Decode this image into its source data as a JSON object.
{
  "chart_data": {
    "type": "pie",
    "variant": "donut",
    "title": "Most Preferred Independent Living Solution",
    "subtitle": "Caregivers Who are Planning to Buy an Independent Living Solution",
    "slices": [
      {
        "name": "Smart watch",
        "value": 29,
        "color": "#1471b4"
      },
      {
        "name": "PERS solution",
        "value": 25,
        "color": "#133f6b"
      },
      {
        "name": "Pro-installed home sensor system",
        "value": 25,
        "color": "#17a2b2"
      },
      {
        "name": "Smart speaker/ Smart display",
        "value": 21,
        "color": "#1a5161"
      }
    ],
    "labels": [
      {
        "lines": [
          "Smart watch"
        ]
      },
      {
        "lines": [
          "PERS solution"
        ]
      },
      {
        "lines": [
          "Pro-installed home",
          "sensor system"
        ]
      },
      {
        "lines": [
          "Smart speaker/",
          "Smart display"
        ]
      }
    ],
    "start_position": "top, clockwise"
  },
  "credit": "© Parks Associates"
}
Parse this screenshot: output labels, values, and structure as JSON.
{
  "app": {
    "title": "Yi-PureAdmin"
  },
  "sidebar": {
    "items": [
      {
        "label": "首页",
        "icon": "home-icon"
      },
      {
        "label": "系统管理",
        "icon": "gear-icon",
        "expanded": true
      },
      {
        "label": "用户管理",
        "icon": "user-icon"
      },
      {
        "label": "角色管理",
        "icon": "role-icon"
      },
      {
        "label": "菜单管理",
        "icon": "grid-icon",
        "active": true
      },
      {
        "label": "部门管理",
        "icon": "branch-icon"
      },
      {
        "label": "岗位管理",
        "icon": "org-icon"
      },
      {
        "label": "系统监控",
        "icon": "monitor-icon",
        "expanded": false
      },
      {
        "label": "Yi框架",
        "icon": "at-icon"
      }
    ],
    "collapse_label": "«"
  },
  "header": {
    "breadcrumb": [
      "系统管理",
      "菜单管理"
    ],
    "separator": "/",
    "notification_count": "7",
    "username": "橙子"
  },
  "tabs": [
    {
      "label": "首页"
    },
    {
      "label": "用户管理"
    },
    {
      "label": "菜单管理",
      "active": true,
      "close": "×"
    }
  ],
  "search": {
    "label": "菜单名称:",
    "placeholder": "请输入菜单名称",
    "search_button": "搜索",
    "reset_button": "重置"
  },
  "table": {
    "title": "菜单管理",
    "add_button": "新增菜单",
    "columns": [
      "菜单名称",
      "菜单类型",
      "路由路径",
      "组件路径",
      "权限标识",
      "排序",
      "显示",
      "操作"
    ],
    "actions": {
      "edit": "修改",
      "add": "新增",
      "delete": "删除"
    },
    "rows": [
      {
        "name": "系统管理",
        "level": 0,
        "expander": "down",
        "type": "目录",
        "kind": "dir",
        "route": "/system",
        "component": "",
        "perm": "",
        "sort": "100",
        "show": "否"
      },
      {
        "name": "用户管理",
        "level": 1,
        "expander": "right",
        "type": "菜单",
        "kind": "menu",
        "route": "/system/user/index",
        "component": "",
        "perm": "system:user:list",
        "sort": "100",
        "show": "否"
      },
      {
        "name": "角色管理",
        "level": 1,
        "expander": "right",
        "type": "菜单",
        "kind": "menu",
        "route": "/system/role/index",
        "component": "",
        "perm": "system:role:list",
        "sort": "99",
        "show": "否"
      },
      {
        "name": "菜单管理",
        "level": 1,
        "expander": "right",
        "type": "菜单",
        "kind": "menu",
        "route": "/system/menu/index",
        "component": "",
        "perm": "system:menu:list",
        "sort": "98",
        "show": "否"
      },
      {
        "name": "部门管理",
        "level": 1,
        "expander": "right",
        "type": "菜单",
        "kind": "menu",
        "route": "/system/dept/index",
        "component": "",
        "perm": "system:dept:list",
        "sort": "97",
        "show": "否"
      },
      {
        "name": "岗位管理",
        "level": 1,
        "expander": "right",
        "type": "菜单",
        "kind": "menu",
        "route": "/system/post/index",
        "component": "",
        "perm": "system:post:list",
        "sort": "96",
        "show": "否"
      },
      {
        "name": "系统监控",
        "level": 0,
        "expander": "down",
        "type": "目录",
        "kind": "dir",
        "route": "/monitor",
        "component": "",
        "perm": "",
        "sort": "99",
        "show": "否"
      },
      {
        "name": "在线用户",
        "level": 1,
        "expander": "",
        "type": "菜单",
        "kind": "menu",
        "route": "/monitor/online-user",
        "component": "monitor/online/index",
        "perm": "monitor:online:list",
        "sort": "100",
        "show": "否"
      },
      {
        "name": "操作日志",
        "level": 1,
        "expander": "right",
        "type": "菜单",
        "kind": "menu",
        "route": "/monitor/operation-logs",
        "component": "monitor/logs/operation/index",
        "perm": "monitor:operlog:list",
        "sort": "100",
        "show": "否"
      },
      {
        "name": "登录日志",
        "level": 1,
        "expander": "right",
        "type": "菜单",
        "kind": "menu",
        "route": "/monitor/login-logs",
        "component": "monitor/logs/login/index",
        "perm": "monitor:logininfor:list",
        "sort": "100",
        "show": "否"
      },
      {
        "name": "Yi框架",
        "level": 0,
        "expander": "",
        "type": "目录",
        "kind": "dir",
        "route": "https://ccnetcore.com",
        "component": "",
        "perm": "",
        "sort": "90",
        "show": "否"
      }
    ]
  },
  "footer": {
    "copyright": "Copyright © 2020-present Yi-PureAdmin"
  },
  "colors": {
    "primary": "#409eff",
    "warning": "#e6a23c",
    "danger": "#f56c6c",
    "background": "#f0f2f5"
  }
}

####################

» **What is expected**
Copy every line of the material in which the word "PureAdmin" occurs.

» **Expected output**
    "title": "Yi-PureAdmin"
    "copyright": "Copyright © 2020-present Yi-PureAdmin"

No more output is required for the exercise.